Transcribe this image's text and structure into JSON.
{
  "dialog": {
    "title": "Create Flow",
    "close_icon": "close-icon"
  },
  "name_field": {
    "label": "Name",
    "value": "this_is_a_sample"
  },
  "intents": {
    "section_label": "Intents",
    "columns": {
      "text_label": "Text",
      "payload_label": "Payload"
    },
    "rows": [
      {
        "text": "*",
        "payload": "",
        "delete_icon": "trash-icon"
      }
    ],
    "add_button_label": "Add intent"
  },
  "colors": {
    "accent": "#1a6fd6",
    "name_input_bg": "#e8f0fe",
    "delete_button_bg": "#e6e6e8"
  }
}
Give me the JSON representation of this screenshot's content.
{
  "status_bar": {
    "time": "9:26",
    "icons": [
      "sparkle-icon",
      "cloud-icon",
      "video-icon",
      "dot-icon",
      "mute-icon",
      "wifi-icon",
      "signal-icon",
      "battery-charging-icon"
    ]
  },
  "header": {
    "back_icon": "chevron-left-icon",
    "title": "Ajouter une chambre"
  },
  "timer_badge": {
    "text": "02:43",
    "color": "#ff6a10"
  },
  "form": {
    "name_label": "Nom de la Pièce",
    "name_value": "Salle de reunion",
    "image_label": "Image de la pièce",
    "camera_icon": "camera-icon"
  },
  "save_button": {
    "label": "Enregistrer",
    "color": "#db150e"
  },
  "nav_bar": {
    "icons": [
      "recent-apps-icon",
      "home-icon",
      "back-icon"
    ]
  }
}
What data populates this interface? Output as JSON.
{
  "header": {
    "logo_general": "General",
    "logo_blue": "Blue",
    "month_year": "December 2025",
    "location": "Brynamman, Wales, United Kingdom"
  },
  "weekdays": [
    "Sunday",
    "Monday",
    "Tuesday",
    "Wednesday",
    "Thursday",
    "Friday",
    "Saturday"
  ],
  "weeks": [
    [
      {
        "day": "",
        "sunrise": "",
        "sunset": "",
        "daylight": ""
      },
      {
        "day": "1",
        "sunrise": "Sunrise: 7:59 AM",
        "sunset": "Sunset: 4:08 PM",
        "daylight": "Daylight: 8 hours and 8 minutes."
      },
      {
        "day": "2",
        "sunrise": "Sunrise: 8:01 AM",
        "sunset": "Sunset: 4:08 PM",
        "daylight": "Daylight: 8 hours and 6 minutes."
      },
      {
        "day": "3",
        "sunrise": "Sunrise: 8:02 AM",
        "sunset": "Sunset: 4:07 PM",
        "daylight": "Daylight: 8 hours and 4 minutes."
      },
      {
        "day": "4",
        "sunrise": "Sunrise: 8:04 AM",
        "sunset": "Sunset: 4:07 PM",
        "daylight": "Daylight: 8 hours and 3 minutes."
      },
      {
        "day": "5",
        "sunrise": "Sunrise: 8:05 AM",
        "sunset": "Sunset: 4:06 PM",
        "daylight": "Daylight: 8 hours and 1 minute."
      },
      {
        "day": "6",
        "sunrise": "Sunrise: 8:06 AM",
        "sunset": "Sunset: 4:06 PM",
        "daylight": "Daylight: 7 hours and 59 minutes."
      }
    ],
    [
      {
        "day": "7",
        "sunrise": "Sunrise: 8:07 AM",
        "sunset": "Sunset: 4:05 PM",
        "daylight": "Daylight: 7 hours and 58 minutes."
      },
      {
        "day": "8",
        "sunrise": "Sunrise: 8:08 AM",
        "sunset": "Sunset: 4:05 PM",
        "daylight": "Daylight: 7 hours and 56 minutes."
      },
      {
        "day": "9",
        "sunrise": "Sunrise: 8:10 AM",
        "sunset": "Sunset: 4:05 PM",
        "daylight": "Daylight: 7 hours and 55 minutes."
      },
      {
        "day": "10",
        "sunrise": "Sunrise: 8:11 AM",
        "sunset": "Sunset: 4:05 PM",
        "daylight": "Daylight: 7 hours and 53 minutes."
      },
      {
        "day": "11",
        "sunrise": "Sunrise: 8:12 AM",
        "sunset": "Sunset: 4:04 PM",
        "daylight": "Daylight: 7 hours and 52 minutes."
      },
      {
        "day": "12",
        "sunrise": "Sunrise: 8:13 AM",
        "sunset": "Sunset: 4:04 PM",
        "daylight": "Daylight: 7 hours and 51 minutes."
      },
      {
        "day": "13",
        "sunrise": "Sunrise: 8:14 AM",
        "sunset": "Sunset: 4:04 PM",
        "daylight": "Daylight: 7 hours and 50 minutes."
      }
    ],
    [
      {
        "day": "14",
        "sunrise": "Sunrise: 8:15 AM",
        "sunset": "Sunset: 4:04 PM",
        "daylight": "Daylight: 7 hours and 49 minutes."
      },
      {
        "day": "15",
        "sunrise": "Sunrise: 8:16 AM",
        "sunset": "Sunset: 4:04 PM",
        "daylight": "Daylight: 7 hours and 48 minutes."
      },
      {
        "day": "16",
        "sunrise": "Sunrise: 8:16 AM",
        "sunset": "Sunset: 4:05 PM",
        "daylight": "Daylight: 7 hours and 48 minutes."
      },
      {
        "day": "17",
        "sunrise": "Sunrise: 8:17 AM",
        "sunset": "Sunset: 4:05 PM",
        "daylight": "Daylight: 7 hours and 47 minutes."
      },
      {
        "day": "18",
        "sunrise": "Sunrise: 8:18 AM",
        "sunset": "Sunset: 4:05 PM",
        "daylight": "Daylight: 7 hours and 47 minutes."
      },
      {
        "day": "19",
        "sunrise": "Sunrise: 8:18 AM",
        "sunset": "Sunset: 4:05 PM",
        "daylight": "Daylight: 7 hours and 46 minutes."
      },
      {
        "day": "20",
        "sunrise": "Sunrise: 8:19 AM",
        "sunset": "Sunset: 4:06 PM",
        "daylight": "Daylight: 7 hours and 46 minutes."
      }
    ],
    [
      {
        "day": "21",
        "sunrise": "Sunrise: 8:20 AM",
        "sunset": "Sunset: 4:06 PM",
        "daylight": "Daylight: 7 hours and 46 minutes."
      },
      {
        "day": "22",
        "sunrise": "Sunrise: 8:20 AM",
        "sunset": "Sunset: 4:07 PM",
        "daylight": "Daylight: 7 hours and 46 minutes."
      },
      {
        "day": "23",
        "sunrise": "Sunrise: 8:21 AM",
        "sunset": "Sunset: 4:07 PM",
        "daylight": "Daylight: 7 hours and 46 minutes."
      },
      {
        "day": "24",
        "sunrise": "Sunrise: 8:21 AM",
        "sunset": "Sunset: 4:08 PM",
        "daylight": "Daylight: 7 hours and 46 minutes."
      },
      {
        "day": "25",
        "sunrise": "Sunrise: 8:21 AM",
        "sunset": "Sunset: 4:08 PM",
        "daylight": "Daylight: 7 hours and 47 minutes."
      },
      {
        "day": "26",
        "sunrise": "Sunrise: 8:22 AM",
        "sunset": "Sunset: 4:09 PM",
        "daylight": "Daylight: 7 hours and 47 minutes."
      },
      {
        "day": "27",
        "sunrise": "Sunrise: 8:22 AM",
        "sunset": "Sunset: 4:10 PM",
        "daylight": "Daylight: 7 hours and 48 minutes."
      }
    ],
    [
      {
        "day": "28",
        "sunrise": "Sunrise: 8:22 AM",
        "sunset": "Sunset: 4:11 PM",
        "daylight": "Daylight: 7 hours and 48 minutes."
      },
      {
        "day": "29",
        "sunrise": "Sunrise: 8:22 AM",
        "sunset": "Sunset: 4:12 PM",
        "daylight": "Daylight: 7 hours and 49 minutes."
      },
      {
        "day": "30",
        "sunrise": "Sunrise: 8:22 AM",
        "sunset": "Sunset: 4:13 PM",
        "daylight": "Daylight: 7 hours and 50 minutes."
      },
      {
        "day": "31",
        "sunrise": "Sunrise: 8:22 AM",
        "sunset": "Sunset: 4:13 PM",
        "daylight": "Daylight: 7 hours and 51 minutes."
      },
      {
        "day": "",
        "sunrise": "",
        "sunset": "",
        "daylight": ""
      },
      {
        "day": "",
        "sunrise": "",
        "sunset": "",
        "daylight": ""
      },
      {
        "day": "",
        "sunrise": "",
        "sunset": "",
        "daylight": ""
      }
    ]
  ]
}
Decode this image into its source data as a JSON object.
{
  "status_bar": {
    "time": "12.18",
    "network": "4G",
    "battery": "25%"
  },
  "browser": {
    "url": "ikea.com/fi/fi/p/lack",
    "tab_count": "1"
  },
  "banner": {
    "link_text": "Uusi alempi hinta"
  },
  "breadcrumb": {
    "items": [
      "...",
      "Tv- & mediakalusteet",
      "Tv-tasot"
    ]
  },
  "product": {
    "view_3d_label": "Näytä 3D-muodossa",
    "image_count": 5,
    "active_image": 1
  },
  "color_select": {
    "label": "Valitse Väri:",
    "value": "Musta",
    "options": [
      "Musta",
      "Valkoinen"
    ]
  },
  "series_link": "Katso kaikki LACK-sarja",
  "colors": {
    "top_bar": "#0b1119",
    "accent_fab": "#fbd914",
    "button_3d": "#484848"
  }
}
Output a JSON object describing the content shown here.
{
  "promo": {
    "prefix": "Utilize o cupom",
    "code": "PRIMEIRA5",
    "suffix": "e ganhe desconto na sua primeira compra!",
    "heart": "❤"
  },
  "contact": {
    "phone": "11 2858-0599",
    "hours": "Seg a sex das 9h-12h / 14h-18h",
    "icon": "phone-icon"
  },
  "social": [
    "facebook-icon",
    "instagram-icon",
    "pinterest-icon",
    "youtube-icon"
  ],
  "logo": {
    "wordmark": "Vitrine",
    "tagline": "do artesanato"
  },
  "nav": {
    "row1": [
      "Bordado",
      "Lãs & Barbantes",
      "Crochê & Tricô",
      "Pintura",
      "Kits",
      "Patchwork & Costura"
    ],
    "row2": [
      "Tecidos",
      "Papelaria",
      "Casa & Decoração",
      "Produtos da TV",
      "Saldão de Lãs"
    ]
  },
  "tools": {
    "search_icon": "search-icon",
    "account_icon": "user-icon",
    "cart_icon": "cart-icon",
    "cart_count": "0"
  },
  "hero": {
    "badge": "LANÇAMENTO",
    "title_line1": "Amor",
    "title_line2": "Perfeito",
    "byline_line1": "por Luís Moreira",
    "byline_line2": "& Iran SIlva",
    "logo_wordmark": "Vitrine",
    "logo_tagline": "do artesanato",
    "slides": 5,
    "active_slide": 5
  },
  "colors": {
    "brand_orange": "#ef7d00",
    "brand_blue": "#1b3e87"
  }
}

_Stated exercise:_ Each line from the one containing "Output a JSON" to the end of the listing above should be copied exactly, and nothing else.

_Answer to the problem:_
Output a JSON object describing the content shown here.
{
  "promo": {
    "prefix": "Utilize o cupom",
    "code": "PRIMEIRA5",
    "suffix": "e ganhe desconto na sua primeira compra!",
    "heart": "❤"
  },
  "contact": {
    "phone": "11 2858-0599",
    "hours": "Seg a sex das 9h-12h / 14h-18h",
    "icon": "phone-icon"
  },
  "social": [
    "facebook-icon",
    "instagram-icon",
    "pinterest-icon",
    "youtube-icon"
  ],
  "logo": {
    "wordmark": "Vitrine",
    "tagline": "do artesanato"
  },
  "nav": {
    "row1": [
      "Bordado",
      "Lãs & Barbantes",
      "Crochê & Tricô",
      "Pintura",
      "Kits",
      "Patchwork & Costura"
    ],
    "row2": [
      "Tecidos",
      "Papelaria",
      "Casa & Decoração",
      "Produtos da TV",
      "Saldão de Lãs"
    ]
  },
  "tools": {
    "search_icon": "search-icon",
    "account_icon": "user-icon",
    "cart_icon": "cart-icon",
    "cart_count": "0"
  },
  "hero": {
    "badge": "LANÇAMENTO",
    "title_line1": "Amor",
    "title_line2": "Perfeito",
    "byline_line1": "por Luís Moreira",
    "byline_line2": "& Iran SIlva",
    "logo_wordmark": "Vitrine",
    "logo_tagline": "do artesanato",
    "slides": 5,
    "active_slide": 5
  },
  "colors": {
    "brand_orange": "#ef7d00",
    "brand_blue": "#1b3e87"
  }
}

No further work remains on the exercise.